→ Set problem
Put the lines from the very first one through the one containing "legend-label: f1 xyxy=(758,389,770,414)", both included, into a Markdown table with the columns Row and Line. Number the rows and leave out any blank lines.

→ Working data
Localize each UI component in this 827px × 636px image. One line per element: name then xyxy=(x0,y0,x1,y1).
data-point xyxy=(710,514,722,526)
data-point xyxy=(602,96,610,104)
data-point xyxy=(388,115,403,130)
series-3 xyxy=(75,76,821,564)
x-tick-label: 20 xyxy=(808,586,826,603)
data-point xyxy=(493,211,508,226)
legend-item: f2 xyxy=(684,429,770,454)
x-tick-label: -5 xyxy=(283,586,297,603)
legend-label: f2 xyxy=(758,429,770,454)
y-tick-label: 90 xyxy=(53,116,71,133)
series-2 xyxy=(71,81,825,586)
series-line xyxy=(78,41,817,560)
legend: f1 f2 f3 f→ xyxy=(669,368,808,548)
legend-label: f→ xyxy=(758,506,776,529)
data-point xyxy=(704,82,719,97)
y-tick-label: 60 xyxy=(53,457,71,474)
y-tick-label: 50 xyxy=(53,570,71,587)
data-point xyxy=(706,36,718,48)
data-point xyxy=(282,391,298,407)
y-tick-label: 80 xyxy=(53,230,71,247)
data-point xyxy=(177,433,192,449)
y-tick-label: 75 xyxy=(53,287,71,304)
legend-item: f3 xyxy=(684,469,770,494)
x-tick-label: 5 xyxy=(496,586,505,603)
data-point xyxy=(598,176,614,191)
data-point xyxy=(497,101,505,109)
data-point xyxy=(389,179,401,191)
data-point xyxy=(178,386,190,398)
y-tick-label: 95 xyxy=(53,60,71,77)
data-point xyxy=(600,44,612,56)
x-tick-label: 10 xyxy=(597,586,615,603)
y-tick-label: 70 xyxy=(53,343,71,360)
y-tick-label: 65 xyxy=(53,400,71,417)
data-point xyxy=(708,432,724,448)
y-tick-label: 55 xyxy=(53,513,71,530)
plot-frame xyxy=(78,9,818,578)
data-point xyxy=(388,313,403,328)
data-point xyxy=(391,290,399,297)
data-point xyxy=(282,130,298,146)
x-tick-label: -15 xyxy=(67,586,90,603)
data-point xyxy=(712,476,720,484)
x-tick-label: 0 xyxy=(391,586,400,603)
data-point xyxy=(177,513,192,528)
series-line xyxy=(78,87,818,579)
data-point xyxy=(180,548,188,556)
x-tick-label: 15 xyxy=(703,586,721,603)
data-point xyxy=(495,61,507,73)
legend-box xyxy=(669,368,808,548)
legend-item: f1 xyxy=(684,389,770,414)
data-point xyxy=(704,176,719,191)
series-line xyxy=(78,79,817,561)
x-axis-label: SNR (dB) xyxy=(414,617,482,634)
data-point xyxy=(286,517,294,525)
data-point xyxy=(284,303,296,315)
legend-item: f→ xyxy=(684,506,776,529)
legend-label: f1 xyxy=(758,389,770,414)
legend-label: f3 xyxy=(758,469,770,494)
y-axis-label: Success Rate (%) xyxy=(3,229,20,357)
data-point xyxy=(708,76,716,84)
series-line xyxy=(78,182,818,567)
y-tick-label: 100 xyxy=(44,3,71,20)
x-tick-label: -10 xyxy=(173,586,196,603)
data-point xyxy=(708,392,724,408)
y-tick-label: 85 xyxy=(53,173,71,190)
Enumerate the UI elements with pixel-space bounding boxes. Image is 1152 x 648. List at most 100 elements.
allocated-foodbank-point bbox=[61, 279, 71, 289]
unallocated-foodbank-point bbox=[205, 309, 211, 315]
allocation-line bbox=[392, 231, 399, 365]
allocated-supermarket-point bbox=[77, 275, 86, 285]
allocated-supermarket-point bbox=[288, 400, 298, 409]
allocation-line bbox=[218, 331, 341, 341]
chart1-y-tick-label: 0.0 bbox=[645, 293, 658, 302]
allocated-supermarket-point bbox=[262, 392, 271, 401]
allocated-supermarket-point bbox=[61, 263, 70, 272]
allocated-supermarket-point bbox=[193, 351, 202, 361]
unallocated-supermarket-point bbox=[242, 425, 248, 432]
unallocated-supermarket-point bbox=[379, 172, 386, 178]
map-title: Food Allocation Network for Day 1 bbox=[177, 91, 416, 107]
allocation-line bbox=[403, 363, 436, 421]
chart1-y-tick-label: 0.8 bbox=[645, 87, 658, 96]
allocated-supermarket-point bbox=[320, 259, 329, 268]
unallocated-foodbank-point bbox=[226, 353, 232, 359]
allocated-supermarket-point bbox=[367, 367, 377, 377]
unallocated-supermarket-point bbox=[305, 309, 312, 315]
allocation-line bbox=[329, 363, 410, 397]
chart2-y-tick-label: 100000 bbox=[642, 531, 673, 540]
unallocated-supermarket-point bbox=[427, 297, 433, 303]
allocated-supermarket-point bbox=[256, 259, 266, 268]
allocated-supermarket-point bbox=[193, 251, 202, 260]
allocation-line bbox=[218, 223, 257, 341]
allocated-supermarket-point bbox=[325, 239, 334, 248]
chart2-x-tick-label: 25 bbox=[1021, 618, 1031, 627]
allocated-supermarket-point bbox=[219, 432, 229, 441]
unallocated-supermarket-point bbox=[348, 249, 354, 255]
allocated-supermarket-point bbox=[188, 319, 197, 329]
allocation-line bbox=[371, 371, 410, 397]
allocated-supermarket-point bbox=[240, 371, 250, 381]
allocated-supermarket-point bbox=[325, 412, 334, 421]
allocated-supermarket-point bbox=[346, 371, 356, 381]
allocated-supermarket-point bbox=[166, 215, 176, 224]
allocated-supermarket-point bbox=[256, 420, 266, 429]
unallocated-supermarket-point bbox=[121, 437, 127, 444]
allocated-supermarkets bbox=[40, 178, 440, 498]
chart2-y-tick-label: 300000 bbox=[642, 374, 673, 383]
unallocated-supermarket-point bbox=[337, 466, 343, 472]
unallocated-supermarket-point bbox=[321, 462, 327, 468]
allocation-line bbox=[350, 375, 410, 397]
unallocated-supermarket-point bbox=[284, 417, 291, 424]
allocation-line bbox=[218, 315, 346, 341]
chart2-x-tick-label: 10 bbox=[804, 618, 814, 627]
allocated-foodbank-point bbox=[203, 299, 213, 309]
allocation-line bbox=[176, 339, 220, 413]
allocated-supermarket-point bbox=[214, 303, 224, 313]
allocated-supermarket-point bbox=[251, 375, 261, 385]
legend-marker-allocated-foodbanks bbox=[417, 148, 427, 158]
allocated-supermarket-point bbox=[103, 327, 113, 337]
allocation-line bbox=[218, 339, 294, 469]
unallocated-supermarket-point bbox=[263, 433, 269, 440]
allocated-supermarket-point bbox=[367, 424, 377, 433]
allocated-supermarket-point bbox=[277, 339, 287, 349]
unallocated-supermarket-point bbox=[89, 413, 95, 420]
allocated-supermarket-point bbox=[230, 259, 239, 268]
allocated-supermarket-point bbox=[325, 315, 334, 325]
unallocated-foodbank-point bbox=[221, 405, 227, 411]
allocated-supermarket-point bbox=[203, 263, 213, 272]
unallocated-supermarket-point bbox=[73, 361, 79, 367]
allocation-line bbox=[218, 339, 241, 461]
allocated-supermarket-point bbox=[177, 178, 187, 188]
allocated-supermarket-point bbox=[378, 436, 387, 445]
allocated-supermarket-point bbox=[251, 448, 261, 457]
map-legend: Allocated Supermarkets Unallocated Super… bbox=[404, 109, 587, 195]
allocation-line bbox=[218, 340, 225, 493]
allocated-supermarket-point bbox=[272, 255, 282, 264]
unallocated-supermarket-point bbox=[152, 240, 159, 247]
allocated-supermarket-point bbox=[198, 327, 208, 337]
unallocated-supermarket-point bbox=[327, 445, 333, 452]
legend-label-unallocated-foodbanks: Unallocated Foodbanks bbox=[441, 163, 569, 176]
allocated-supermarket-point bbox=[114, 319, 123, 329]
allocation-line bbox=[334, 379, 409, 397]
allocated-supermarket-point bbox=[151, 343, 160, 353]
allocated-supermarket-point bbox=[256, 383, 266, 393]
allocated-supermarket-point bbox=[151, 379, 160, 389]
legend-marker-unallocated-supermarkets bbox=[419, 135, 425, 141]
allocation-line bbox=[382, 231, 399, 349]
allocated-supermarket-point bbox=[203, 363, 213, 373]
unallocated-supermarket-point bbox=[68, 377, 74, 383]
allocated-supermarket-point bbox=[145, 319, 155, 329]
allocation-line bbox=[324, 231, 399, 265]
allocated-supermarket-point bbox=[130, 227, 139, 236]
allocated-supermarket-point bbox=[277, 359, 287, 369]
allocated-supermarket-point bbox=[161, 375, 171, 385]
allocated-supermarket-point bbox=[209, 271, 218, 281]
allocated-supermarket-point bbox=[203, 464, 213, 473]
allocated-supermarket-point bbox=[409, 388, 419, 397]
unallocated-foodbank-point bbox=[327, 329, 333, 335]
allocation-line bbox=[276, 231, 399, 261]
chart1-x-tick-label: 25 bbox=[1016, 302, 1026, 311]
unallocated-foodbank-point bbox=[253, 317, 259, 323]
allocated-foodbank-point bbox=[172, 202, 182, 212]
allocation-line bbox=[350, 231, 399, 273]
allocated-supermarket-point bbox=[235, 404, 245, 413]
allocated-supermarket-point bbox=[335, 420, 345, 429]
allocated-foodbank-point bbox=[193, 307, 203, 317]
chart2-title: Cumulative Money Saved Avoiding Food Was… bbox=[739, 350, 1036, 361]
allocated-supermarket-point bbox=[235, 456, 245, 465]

→ In response
| Row | Line |
|---|---|
| 1 | Localize each UI component in this 827px × 636px image. One line per element: name then xyxy=(x0,y0,x1,y1). |
| 2 | data-point xyxy=(710,514,722,526) |
| 3 | data-point xyxy=(602,96,610,104) |
| 4 | data-point xyxy=(388,115,403,130) |
| 5 | series-3 xyxy=(75,76,821,564) |
| 6 | x-tick-label: 20 xyxy=(808,586,826,603) |
| 7 | data-point xyxy=(493,211,508,226) |
| 8 | legend-item: f2 xyxy=(684,429,770,454) |
| 9 | x-tick-label: -5 xyxy=(283,586,297,603) |
| 10 | legend-label: f2 xyxy=(758,429,770,454) |
| 11 | y-tick-label: 90 xyxy=(53,116,71,133) |
| 12 | series-2 xyxy=(71,81,825,586) |
| 13 | series-line xyxy=(78,41,817,560) |
| 14 | legend: f1 f2 f3 f→ xyxy=(669,368,808,548) |
| 15 | legend-label: f→ xyxy=(758,506,776,529) |
| 16 | data-point xyxy=(704,82,719,97) |
| 17 | y-tick-label: 60 xyxy=(53,457,71,474) |
| 18 | y-tick-label: 50 xyxy=(53,570,71,587) |
| 19 | data-point xyxy=(706,36,718,48) |
| 20 | data-point xyxy=(282,391,298,407) |
| 21 | y-tick-label: 80 xyxy=(53,230,71,247) |
| 22 | data-point xyxy=(177,433,192,449) |
| 23 | y-tick-label: 75 xyxy=(53,287,71,304) |
| 24 | legend-item: f3 xyxy=(684,469,770,494) |
| 25 | x-tick-label: 5 xyxy=(496,586,505,603) |
| 26 | data-point xyxy=(598,176,614,191) |
| 27 | data-point xyxy=(497,101,505,109) |
| 28 | data-point xyxy=(389,179,401,191) |
| 29 | data-point xyxy=(178,386,190,398) |
| 30 | y-tick-label: 95 xyxy=(53,60,71,77) |
| 31 | data-point xyxy=(600,44,612,56) |
| 32 | x-tick-label: 10 xyxy=(597,586,615,603) |
| 33 | y-tick-label: 70 xyxy=(53,343,71,360) |
| 34 | y-tick-label: 65 xyxy=(53,400,71,417) |
| 35 | data-point xyxy=(708,432,724,448) |
| 36 | y-tick-label: 55 xyxy=(53,513,71,530) |
| 37 | plot-frame xyxy=(78,9,818,578) |
| 38 | data-point xyxy=(388,313,403,328) |
| 39 | data-point xyxy=(391,290,399,297) |
| 40 | data-point xyxy=(282,130,298,146) |
| 41 | x-tick-label: -15 xyxy=(67,586,90,603) |
| 42 | data-point xyxy=(712,476,720,484) |
| 43 | x-tick-label: 0 xyxy=(391,586,400,603) |
| 44 | data-point xyxy=(177,513,192,528) |
| 45 | series-line xyxy=(78,87,818,579) |
| 46 | data-point xyxy=(180,548,188,556) |
| 47 | x-tick-label: 15 xyxy=(703,586,721,603) |
| 48 | data-point xyxy=(495,61,507,73) |
| 49 | legend-box xyxy=(669,368,808,548) |
| 50 | legend-item: f1 xyxy=(684,389,770,414) |
| 51 | data-point xyxy=(704,176,719,191) |
| 52 | series-line xyxy=(78,79,817,561) |
| 53 | x-axis-label: SNR (dB) xyxy=(414,617,482,634) |
| 54 | data-point xyxy=(286,517,294,525) |
| 55 | data-point xyxy=(284,303,296,315) |
| 56 | legend-item: f→ xyxy=(684,506,776,529) |
| 57 | legend-label: f1 xyxy=(758,389,770,414) |